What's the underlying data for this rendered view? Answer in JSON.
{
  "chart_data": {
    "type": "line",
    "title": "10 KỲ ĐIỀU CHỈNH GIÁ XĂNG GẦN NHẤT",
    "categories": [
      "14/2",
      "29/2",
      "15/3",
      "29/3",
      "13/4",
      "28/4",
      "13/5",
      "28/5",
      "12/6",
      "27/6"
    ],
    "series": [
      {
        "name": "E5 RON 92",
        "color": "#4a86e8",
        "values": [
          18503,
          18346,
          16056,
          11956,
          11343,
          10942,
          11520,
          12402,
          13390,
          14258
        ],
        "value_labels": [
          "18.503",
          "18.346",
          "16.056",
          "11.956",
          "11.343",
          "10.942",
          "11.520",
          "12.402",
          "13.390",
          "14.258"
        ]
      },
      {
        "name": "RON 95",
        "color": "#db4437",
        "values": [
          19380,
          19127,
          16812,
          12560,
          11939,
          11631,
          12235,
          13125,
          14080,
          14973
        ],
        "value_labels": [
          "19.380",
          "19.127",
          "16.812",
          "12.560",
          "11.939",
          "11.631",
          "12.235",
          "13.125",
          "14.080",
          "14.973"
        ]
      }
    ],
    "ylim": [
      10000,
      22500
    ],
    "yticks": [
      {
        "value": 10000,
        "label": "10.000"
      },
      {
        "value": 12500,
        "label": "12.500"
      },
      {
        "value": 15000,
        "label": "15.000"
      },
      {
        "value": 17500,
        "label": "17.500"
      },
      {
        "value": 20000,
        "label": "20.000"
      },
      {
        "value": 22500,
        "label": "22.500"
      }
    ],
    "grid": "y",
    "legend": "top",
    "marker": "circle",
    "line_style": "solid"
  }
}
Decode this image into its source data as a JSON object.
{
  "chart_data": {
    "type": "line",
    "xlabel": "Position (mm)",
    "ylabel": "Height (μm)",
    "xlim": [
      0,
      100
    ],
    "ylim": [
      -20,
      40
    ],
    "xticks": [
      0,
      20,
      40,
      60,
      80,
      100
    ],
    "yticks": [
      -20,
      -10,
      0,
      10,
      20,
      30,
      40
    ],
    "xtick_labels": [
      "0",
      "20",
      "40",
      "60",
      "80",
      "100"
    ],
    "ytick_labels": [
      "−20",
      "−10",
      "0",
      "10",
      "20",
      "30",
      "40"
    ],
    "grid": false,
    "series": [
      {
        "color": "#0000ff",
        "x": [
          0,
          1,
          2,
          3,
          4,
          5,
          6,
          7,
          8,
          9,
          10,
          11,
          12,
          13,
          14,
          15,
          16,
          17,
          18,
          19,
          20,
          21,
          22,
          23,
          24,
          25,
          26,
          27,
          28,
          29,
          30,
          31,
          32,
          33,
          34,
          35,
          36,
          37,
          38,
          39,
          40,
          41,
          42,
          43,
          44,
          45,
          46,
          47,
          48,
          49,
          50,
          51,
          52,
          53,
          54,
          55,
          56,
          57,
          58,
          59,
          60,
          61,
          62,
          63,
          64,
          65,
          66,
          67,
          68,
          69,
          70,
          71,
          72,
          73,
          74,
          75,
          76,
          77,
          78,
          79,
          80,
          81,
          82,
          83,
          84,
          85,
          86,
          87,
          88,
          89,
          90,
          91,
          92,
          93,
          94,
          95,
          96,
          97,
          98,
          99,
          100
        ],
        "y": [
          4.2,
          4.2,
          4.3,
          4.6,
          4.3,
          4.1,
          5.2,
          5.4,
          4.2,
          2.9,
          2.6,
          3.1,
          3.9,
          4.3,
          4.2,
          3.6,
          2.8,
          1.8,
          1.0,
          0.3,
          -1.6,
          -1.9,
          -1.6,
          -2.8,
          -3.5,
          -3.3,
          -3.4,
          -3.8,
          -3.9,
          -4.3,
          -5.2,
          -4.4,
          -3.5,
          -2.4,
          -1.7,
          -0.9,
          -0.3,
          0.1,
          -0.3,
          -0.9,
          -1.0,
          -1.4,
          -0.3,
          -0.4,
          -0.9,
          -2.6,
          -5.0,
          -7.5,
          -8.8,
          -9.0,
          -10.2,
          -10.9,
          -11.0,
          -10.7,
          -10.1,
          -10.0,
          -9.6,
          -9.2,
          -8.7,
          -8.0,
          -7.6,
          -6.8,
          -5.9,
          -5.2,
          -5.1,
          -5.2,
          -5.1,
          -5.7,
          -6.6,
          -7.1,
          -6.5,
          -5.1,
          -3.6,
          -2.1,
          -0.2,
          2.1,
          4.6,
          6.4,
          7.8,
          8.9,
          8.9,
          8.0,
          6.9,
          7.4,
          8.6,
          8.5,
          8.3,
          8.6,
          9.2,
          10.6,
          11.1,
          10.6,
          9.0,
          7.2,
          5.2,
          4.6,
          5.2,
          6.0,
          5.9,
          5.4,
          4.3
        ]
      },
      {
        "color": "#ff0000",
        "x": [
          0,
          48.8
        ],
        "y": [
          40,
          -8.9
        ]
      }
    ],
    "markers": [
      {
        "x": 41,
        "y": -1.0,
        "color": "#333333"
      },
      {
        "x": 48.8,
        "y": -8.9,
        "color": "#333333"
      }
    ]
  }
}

**Written problem**. Print every entry exactly as written.

**Written solution**.
What's the underlying data for this rendered view? Answer in JSON.
{
  "chart_data": {
    "type": "line",
    "title": "10 KỲ ĐIỀU CHỈNH GIÁ XĂNG GẦN NHẤT",
    "categories": [
      "14/2",
      "29/2",
      "15/3",
      "29/3",
      "13/4",
      "28/4",
      "13/5",
      "28/5",
      "12/6",
      "27/6"
    ],
    "series": [
      {
        "name": "E5 RON 92",
        "color": "#4a86e8",
        "values": [
          18503,
          18346,
          16056,
          11956,
          11343,
          10942,
          11520,
          12402,
          13390,
          14258
        ],
        "value_labels": [
          "18.503",
          "18.346",
          "16.056",
          "11.956",
          "11.343",
          "10.942",
          "11.520",
          "12.402",
          "13.390",
          "14.258"
        ]
      },
      {
        "name": "RON 95",
        "color": "#db4437",
        "values": [
          19380,
          19127,
          16812,
          12560,
          11939,
          11631,
          12235,
          13125,
          14080,
          14973
        ],
        "value_labels": [
          "19.380",
          "19.127",
          "16.812",
          "12.560",
          "11.939",
          "11.631",
          "12.235",
          "13.125",
          "14.080",
          "14.973"
        ]
      }
    ],
    "ylim": [
      10000,
      22500
    ],
    "yticks": [
      {
        "value": 10000,
        "label": "10.000"
      },
      {
        "value": 12500,
        "label": "12.500"
      },
      {
        "value": 15000,
        "label": "15.000"
      },
      {
        "value": 17500,
        "label": "17.500"
      },
      {
        "value": 20000,
        "label": "20.000"
      },
      {
        "value": 22500,
        "label": "22.500"
      }
    ],
    "grid": "y",
    "legend": "top",
    "marker": "circle",
    "line_style": "solid"
  }
}
Decode this image into its source data as a JSON object.
{
  "chart_data": {
    "type": "line",
    "xlabel": "Position (mm)",
    "ylabel": "Height (μm)",
    "xlim": [
      0,
      100
    ],
    "ylim": [
      -20,
      40
    ],
    "xticks": [
      0,
      20,
      40,
      60,
      80,
      100
    ],
    "yticks": [
      -20,
      -10,
      0,
      10,
      20,
      30,
      40
    ],
    "xtick_labels": [
      "0",
      "20",
      "40",
      "60",
      "80",
      "100"
    ],
    "ytick_labels": [
      "−20",
      "−10",
      "0",
      "10",
      "20",
      "30",
      "40"
    ],
    "grid": false,
    "series": [
      {
        "color": "#0000ff",
        "x": [
          0,
          1,
          2,
          3,
          4,
          5,
          6,
          7,
          8,
          9,
          10,
          11,
          12,
          13,
          14,
          15,
          16,
          17,
          18,
          19,
          20,
          21,
          22,
          23,
          24,
          25,
          26,
          27,
          28,
          29,
          30,
          31,
          32,
          33,
          34,
          35,
          36,
          37,
          38,
          39,
          40,
          41,
          42,
          43,
          44,
          45,
          46,
          47,
          48,
          49,
          50,
          51,
          52,
          53,
          54,
          55,
          56,
          57,
          58,
          59,
          60,
          61,
          62,
          63,
          64,
          65,
          66,
          67,
          68,
          69,
          70,
          71,
          72,
          73,
          74,
          75,
          76,
          77,
          78,
          79,
          80,
          81,
          82,
          83,
          84,
          85,
          86,
          87,
          88,
          89,
          90,
          91,
          92,
          93,
          94,
          95,
          96,
          97,
          98,
          99,
          100
        ],
        "y": [
          4.2,
          4.2,
          4.3,
          4.6,
          4.3,
          4.1,
          5.2,
          5.4,
          4.2,
          2.9,
          2.6,
          3.1,
          3.9,
          4.3,
          4.2,
          3.6,
          2.8,
          1.8,
          1.0,
          0.3,
          -1.6,
          -1.9,
          -1.6,
          -2.8,
          -3.5,
          -3.3,
          -3.4,
          -3.8,
          -3.9,
          -4.3,
          -5.2,
          -4.4,
          -3.5,
          -2.4,
          -1.7,
          -0.9,
          -0.3,
          0.1,
          -0.3,
          -0.9,
          -1.0,
          -1.4,
          -0.3,
          -0.4,
          -0.9,
          -2.6,
          -5.0,
          -7.5,
          -8.8,
          -9.0,
          -10.2,
          -10.9,
          -11.0,
          -10.7,
          -10.1,
          -10.0,
          -9.6,
          -9.2,
          -8.7,
          -8.0,
          -7.6,
          -6.8,
          -5.9,
          -5.2,
          -5.1,
          -5.2,
          -5.1,
          -5.7,
          -6.6,
          -7.1,
          -6.5,
          -5.1,
          -3.6,
          -2.1,
          -0.2,
          2.1,
          4.6,
          6.4,
          7.8,
          8.9,
          8.9,
          8.0,
          6.9,
          7.4,
          8.6,
          8.5,
          8.3,
          8.6,
          9.2,
          10.6,
          11.1,
          10.6,
          9.0,
          7.2,
          5.2,
          4.6,
          5.2,
          6.0,
          5.9,
          5.4,
          4.3
        ]
      },
      {
        "color": "#ff0000",
        "x": [
          0,
          48.8
        ],
        "y": [
          40,
          -8.9
        ]
      }
    ],
    "markers": [
      {
        "x": 41,
        "y": -1.0,
        "color": "#333333"
      },
      {
        "x": 48.8,
        "y": -8.9,
        "color": "#333333"
      }
    ]
  }
}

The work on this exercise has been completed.